Instructions to follow
Determine how many lines of the data below contain "cabinet", then give only that number.

Stored data entries
● ● ●

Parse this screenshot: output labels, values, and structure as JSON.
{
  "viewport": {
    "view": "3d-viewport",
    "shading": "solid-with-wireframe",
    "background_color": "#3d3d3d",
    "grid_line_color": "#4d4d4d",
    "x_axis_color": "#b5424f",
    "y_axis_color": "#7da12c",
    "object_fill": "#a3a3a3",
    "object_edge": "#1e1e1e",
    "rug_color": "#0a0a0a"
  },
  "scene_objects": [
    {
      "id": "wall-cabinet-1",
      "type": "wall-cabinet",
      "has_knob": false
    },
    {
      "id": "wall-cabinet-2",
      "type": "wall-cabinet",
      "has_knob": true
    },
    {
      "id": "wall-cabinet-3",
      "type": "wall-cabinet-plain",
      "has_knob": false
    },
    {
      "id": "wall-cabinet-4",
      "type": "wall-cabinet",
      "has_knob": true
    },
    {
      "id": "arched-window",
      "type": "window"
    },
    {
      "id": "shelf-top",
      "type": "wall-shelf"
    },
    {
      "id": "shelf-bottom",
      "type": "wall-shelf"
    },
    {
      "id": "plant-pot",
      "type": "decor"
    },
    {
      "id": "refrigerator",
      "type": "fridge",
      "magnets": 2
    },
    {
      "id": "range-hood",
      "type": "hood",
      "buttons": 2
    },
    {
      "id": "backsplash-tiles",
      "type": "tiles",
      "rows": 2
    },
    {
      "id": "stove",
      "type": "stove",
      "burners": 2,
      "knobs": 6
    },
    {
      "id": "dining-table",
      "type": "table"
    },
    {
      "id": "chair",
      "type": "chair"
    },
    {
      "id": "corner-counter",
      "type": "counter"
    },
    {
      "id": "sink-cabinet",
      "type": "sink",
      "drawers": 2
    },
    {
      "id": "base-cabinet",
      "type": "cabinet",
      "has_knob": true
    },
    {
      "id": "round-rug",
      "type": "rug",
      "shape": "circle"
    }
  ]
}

● ● ●

Answer to the problem
11